Copy the listing below word for word, leaving out the picture.

*** Input for this task ***

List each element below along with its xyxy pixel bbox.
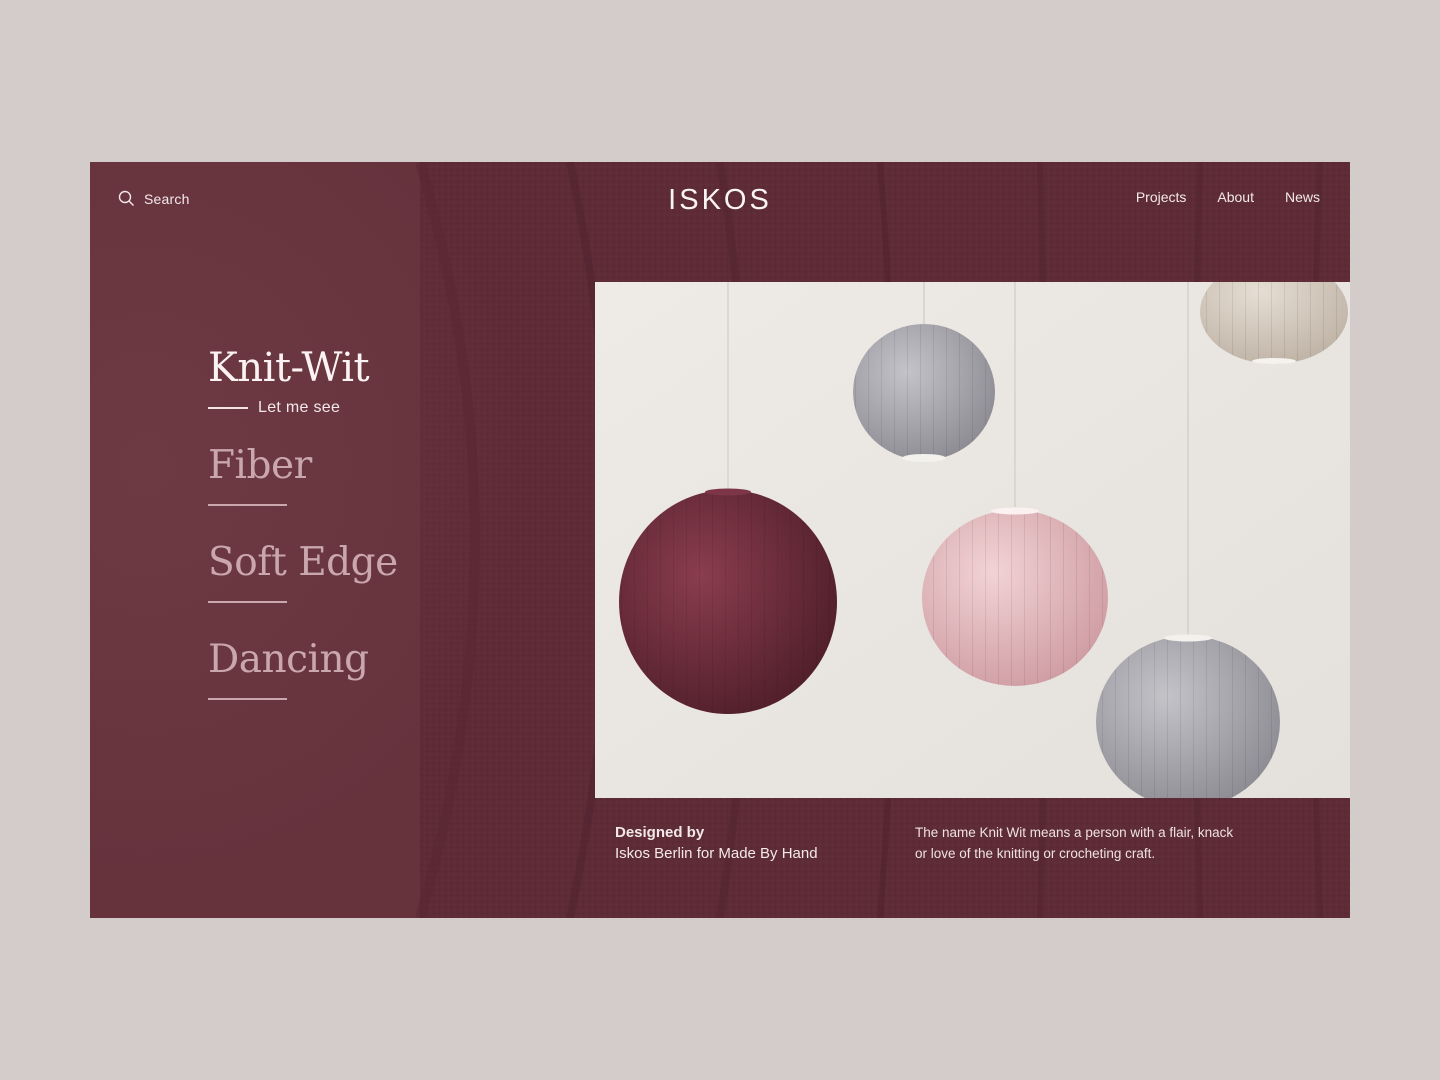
collection-item-underline: [208, 600, 287, 603]
cta-label: Let me see: [258, 399, 341, 416]
let-me-see-link[interactable]: Let me see: [208, 399, 398, 417]
designer-credit: Designed by Iskos Berlin for Made By Han…: [615, 822, 818, 864]
nav-about[interactable]: About: [1217, 189, 1254, 205]
collection-item-dancing[interactable]: Dancing: [208, 636, 398, 700]
collection-item-label: Soft Edge: [208, 539, 398, 585]
collection-item-soft-edge[interactable]: Soft Edge: [208, 539, 398, 603]
product-description: The name Knit Wit means a person with a …: [915, 825, 1234, 861]
collection-item-underline: [208, 503, 287, 506]
collection-item-label: Fiber: [208, 443, 312, 488]
nav-news[interactable]: News: [1285, 189, 1320, 205]
active-collection-title[interactable]: Knit-Wit: [208, 344, 398, 392]
collection-item-fiber[interactable]: Fiber: [208, 443, 398, 506]
collection-item-underline: [208, 697, 287, 700]
designer-name: Iskos Berlin for Made By Hand: [615, 845, 818, 862]
pendant-lamps-image: [595, 282, 1350, 798]
hero-panel: Search ISKOS Projects About News Knit-Wi…: [90, 162, 1350, 918]
designed-by-label: Designed by: [615, 824, 705, 841]
cta-line: [208, 407, 248, 409]
collection-menu: Knit-Wit Let me see Fiber Soft Edge Danc…: [208, 344, 398, 700]
main-nav: Projects About News: [1136, 189, 1320, 205]
nav-projects[interactable]: Projects: [1136, 189, 1187, 205]
product-photo[interactable]: [595, 282, 1350, 798]
collection-item-label: Dancing: [208, 636, 369, 682]
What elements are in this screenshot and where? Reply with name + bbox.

***

### [Completed exercise]
List each element below along with its xyxy pixel bbox.
collection-item-underline: [208, 600, 287, 603]
cta-label: Let me see: [258, 399, 341, 416]
let-me-see-link[interactable]: Let me see: [208, 399, 398, 417]
designer-credit: Designed by Iskos Berlin for Made By Han…: [615, 822, 818, 864]
nav-about[interactable]: About: [1217, 189, 1254, 205]
collection-item-dancing[interactable]: Dancing: [208, 636, 398, 700]
collection-item-label: Soft Edge: [208, 539, 398, 585]
collection-item-soft-edge[interactable]: Soft Edge: [208, 539, 398, 603]
product-description: The name Knit Wit means a person with a …: [915, 825, 1234, 861]
collection-item-underline: [208, 503, 287, 506]
collection-item-label: Fiber: [208, 443, 312, 488]
nav-news[interactable]: News: [1285, 189, 1320, 205]
active-collection-title[interactable]: Knit-Wit: [208, 344, 398, 392]
collection-item-fiber[interactable]: Fiber: [208, 443, 398, 506]
collection-item-underline: [208, 697, 287, 700]
designer-name: Iskos Berlin for Made By Hand: [615, 845, 818, 862]
pendant-lamps-image: [595, 282, 1350, 798]
hero-panel: Search ISKOS Projects About News Knit-Wi…: [90, 162, 1350, 918]
designed-by-label: Designed by: [615, 824, 705, 841]
cta-line: [208, 407, 248, 409]
collection-menu: Knit-Wit Let me see Fiber Soft Edge Danc…: [208, 344, 398, 700]
main-nav: Projects About News: [1136, 189, 1320, 205]
nav-projects[interactable]: Projects: [1136, 189, 1187, 205]
product-photo[interactable]: [595, 282, 1350, 798]
collection-item-label: Dancing: [208, 636, 369, 682]
What elements are in this screenshot and where? Reply with name + bbox.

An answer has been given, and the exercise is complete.